RECORDS FOR THIS EXERCISE:

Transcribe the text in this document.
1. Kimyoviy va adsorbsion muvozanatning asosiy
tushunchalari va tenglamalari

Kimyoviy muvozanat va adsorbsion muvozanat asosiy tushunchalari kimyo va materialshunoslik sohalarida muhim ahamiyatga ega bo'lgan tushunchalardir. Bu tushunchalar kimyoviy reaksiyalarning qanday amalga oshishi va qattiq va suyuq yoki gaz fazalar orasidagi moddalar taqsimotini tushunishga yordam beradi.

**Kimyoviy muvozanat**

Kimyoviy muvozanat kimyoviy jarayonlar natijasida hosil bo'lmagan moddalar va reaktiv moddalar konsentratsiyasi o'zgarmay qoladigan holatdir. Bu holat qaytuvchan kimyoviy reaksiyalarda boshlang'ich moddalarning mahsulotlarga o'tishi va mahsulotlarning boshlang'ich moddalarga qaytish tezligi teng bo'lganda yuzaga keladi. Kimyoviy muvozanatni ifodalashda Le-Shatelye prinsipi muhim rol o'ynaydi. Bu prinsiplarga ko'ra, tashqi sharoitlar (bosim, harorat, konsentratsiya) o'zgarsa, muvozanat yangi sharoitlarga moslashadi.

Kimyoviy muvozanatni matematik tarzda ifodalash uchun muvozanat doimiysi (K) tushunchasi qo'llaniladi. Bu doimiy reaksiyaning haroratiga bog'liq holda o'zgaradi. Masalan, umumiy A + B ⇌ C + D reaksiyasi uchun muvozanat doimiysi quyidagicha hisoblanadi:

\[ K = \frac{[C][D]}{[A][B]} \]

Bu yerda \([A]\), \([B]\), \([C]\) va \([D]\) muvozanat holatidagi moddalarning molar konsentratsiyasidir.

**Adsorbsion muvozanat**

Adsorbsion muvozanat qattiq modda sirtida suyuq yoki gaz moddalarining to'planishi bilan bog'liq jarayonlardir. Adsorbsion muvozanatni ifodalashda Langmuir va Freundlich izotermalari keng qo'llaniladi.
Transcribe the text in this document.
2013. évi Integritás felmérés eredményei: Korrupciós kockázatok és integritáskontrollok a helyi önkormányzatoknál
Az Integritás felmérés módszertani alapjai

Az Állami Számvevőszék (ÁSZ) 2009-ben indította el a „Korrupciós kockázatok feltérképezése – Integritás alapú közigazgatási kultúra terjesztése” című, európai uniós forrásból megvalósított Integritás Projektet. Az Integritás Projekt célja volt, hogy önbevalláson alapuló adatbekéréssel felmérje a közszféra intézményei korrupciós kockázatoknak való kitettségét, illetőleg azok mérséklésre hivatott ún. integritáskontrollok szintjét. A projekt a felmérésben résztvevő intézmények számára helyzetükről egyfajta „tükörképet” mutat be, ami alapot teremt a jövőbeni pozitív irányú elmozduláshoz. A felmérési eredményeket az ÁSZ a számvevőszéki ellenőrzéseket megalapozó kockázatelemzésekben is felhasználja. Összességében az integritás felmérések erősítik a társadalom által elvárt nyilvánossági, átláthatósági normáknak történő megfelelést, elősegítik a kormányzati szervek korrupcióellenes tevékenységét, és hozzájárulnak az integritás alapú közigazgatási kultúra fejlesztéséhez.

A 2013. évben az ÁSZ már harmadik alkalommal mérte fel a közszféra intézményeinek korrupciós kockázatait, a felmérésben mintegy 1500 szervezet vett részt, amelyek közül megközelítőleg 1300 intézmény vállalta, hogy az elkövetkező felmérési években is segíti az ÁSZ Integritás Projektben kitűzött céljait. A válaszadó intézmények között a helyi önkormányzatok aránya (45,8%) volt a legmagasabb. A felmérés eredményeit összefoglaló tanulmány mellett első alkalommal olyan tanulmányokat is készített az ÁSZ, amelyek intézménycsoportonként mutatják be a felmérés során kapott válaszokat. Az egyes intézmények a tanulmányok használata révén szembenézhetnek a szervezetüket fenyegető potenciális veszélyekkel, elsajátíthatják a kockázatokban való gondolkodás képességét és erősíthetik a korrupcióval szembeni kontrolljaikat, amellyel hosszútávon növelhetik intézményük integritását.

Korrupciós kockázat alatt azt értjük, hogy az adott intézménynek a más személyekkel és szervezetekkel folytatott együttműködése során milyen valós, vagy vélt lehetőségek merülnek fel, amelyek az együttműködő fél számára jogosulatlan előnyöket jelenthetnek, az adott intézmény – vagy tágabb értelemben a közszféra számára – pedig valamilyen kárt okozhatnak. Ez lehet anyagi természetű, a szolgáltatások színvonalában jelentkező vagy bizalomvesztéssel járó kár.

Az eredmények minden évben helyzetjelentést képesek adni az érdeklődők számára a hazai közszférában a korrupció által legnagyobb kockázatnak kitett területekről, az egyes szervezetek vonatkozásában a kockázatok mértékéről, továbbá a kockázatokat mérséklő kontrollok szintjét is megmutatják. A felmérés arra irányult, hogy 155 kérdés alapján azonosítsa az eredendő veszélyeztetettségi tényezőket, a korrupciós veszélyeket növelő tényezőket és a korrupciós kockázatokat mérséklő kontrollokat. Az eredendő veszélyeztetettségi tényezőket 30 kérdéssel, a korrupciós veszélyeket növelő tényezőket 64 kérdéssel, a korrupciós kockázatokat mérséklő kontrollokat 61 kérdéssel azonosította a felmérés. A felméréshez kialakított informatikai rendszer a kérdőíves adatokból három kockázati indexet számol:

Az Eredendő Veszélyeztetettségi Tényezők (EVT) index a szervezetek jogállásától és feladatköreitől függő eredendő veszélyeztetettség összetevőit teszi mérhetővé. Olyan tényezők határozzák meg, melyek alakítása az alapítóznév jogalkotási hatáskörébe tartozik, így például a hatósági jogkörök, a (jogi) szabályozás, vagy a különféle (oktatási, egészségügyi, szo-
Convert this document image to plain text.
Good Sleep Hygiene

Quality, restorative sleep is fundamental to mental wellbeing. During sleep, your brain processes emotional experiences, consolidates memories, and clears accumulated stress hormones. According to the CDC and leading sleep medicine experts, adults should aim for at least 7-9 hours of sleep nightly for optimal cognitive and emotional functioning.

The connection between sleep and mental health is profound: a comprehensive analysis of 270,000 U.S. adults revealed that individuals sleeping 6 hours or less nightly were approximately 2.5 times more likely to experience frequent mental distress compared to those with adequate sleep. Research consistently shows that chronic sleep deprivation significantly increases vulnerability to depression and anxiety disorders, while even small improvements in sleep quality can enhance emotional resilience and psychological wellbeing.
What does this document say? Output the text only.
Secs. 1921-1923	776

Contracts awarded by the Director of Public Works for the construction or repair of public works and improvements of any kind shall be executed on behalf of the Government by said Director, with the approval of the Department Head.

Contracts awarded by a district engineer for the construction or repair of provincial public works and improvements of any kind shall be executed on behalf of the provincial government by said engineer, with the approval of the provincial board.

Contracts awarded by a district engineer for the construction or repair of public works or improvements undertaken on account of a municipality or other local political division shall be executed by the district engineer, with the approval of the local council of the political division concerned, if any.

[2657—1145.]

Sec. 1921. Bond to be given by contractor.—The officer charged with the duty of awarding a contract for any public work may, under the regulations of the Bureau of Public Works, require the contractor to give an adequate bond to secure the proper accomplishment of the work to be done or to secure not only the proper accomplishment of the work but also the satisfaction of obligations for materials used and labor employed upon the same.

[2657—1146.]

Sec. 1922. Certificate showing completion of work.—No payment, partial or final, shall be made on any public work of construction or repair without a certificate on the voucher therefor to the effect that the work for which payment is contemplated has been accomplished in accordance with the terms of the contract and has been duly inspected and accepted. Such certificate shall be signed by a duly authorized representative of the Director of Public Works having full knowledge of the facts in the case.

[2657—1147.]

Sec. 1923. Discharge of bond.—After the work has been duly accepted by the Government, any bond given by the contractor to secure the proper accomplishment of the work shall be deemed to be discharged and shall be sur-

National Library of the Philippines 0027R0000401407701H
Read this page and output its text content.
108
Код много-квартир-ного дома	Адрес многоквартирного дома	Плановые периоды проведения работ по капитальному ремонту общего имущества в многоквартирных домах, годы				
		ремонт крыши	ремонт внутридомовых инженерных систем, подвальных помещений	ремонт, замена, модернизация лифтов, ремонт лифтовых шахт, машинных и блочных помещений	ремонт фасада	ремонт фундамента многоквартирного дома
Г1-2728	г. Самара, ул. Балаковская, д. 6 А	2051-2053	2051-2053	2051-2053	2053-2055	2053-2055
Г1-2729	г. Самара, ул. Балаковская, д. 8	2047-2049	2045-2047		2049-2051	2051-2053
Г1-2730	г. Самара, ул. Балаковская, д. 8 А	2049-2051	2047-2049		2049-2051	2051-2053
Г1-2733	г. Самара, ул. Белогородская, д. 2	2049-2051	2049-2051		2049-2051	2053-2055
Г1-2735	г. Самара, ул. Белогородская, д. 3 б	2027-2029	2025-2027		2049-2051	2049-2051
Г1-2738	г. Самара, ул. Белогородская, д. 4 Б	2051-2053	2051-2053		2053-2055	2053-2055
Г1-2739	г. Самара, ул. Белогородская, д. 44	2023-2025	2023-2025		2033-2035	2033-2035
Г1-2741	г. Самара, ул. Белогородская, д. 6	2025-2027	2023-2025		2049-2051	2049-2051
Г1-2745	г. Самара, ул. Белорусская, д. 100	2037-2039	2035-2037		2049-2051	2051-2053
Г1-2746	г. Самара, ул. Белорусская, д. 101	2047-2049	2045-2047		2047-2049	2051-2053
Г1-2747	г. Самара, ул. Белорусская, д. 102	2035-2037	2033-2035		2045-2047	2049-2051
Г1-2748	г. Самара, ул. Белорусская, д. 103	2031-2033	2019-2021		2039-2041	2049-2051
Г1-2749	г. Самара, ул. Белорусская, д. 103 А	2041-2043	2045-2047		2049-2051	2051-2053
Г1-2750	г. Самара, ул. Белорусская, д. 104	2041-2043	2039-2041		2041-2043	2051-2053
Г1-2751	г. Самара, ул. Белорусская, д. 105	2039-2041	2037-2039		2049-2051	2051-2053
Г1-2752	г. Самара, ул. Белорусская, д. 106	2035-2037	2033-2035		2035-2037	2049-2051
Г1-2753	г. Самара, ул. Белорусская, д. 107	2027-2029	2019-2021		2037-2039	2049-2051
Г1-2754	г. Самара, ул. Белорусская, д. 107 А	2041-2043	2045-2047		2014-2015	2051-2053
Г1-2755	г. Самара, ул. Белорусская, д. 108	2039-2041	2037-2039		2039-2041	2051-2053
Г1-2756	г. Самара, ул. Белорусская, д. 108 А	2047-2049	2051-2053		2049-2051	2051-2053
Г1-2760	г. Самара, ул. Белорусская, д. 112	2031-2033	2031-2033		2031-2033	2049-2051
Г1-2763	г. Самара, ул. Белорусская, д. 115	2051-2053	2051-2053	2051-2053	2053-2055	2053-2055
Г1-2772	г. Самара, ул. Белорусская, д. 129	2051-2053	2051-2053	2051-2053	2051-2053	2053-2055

PROBLEM REQUIREMENTS: All lines in the data that contain the word "awarded" should be copied.

RESPONSE TO THIS TASK:
Contracts awarded by the Director of Public Works for the construction or repair of public works and improvements of any kind shall be executed on behalf of the Government by said Director, with the approval of the Department Head.
Contracts awarded by a district engineer for the construction or repair of provincial public works and improvements of any kind shall be executed on behalf of the provincial government by said engineer, with the approval of the provincial board.
Contracts awarded by a district engineer for the construction or repair of public works or improvements undertaken on account of a municipality or other local political division shall be executed by the district engineer, with the approval of the local council of the political division concerned, if any.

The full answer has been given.